Exercise aim: Faithfully return all lines, omitting every embedded picture.

Start Dataset records

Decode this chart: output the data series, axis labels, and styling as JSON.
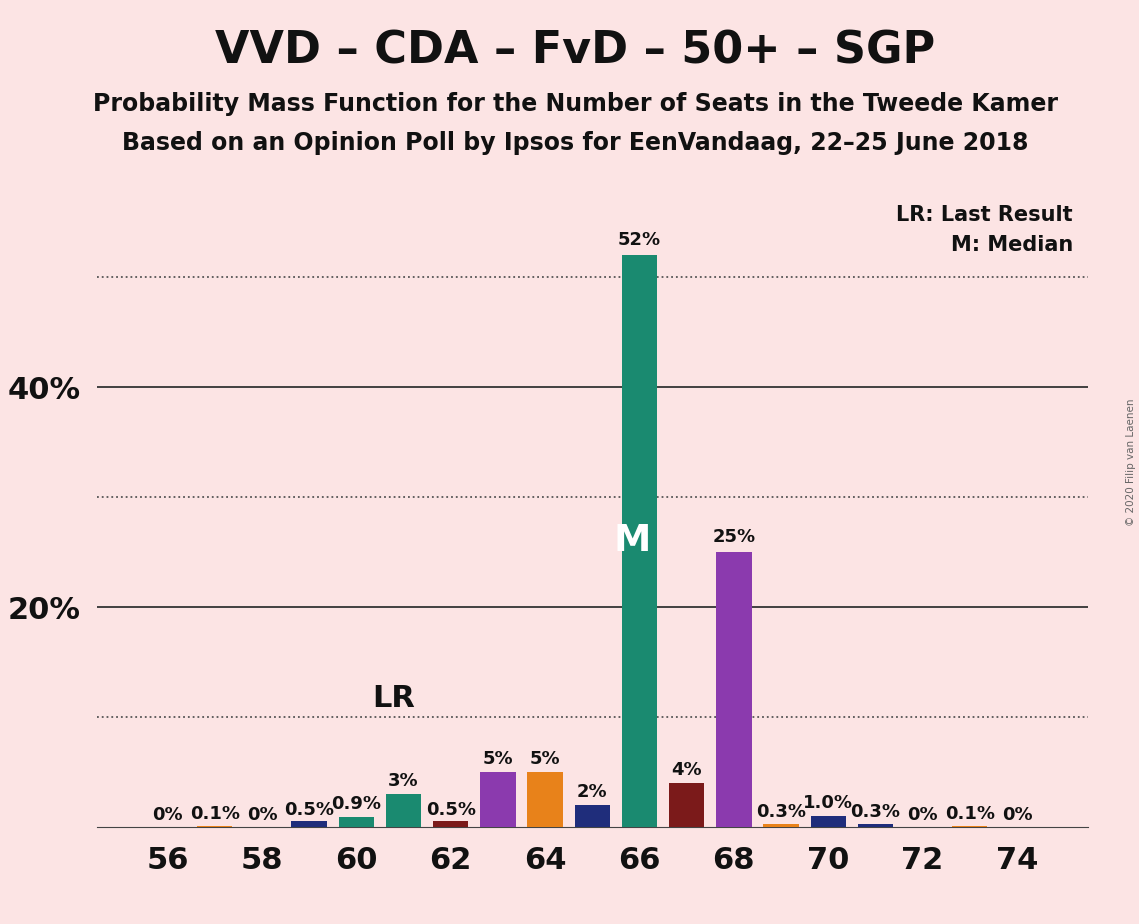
{
  "title": "VVD – CDA – FvD – 50+ – SGP",
  "subtitle1": "Probability Mass Function for the Number of Seats in the Tweede Kamer",
  "subtitle2": "Based on an Opinion Poll by Ipsos for EenVandaag, 22–25 June 2018",
  "copyright": "© 2020 Filip van Laenen",
  "legend_lr": "LR: Last Result",
  "legend_m": "M: Median",
  "background_color": "#fce4e4",
  "seats": [
    56,
    57,
    58,
    59,
    60,
    61,
    62,
    63,
    64,
    65,
    66,
    67,
    68,
    69,
    70,
    71,
    72,
    73,
    74
  ],
  "values": [
    0.0,
    0.1,
    0.0,
    0.5,
    0.9,
    3.0,
    0.5,
    5.0,
    5.0,
    2.0,
    52.0,
    4.0,
    25.0,
    0.3,
    1.0,
    0.3,
    0.0,
    0.1,
    0.0
  ],
  "labels": [
    "0%",
    "0.1%",
    "0%",
    "0.5%",
    "0.9%",
    "3%",
    "0.5%",
    "5%",
    "5%",
    "2%",
    "52%",
    "4%",
    "25%",
    "0.3%",
    "1.0%",
    "0.3%",
    "0%",
    "0.1%",
    "0%"
  ],
  "bar_colors": [
    "#E8821A",
    "#E8821A",
    "#E8821A",
    "#1F2D7B",
    "#1A8A70",
    "#1A8A70",
    "#7B1A1A",
    "#8B3AAE",
    "#E8821A",
    "#1F2D7B",
    "#1A8A70",
    "#7B1A1A",
    "#8B3AAE",
    "#E8821A",
    "#1F2D7B",
    "#1F2D7B",
    "#E8821A",
    "#E8821A",
    "#1A8A70"
  ],
  "median_seat": 66,
  "lr_seat": 62,
  "xlabel_seats": [
    56,
    58,
    60,
    62,
    64,
    66,
    68,
    70,
    72,
    74
  ],
  "title_fontsize": 32,
  "subtitle_fontsize": 17,
  "axis_tick_fontsize": 22,
  "bar_label_fontsize": 13,
  "bar_width": 0.75,
  "ylim_max": 58,
  "ytick_solid": [
    20,
    40
  ],
  "ytick_dotted": [
    10,
    30,
    50
  ]
}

End Dataset records

Worked answer:
Decode this chart: output the data series, axis labels, and styling as JSON.
{
  "title": "VVD – CDA – FvD – 50+ – SGP",
  "subtitle1": "Probability Mass Function for the Number of Seats in the Tweede Kamer",
  "subtitle2": "Based on an Opinion Poll by Ipsos for EenVandaag, 22–25 June 2018",
  "copyright": "© 2020 Filip van Laenen",
  "legend_lr": "LR: Last Result",
  "legend_m": "M: Median",
  "background_color": "#fce4e4",
  "seats": [
    56,
    57,
    58,
    59,
    60,
    61,
    62,
    63,
    64,
    65,
    66,
    67,
    68,
    69,
    70,
    71,
    72,
    73,
    74
  ],
  "values": [
    0.0,
    0.1,
    0.0,
    0.5,
    0.9,
    3.0,
    0.5,
    5.0,
    5.0,
    2.0,
    52.0,
    4.0,
    25.0,
    0.3,
    1.0,
    0.3,
    0.0,
    0.1,
    0.0
  ],
  "labels": [
    "0%",
    "0.1%",
    "0%",
    "0.5%",
    "0.9%",
    "3%",
    "0.5%",
    "5%",
    "5%",
    "2%",
    "52%",
    "4%",
    "25%",
    "0.3%",
    "1.0%",
    "0.3%",
    "0%",
    "0.1%",
    "0%"
  ],
  "bar_colors": [
    "#E8821A",
    "#E8821A",
    "#E8821A",
    "#1F2D7B",
    "#1A8A70",
    "#1A8A70",
    "#7B1A1A",
    "#8B3AAE",
    "#E8821A",
    "#1F2D7B",
    "#1A8A70",
    "#7B1A1A",
    "#8B3AAE",
    "#E8821A",
    "#1F2D7B",
    "#1F2D7B",
    "#E8821A",
    "#E8821A",
    "#1A8A70"
  ],
  "median_seat": 66,
  "lr_seat": 62,
  "xlabel_seats": [
    56,
    58,
    60,
    62,
    64,
    66,
    68,
    70,
    72,
    74
  ],
  "title_fontsize": 32,
  "subtitle_fontsize": 17,
  "axis_tick_fontsize": 22,
  "bar_label_fontsize": 13,
  "bar_width": 0.75,
  "ylim_max": 58,
  "ytick_solid": [
    20,
    40
  ],
  "ytick_dotted": [
    10,
    30,
    50
  ]
}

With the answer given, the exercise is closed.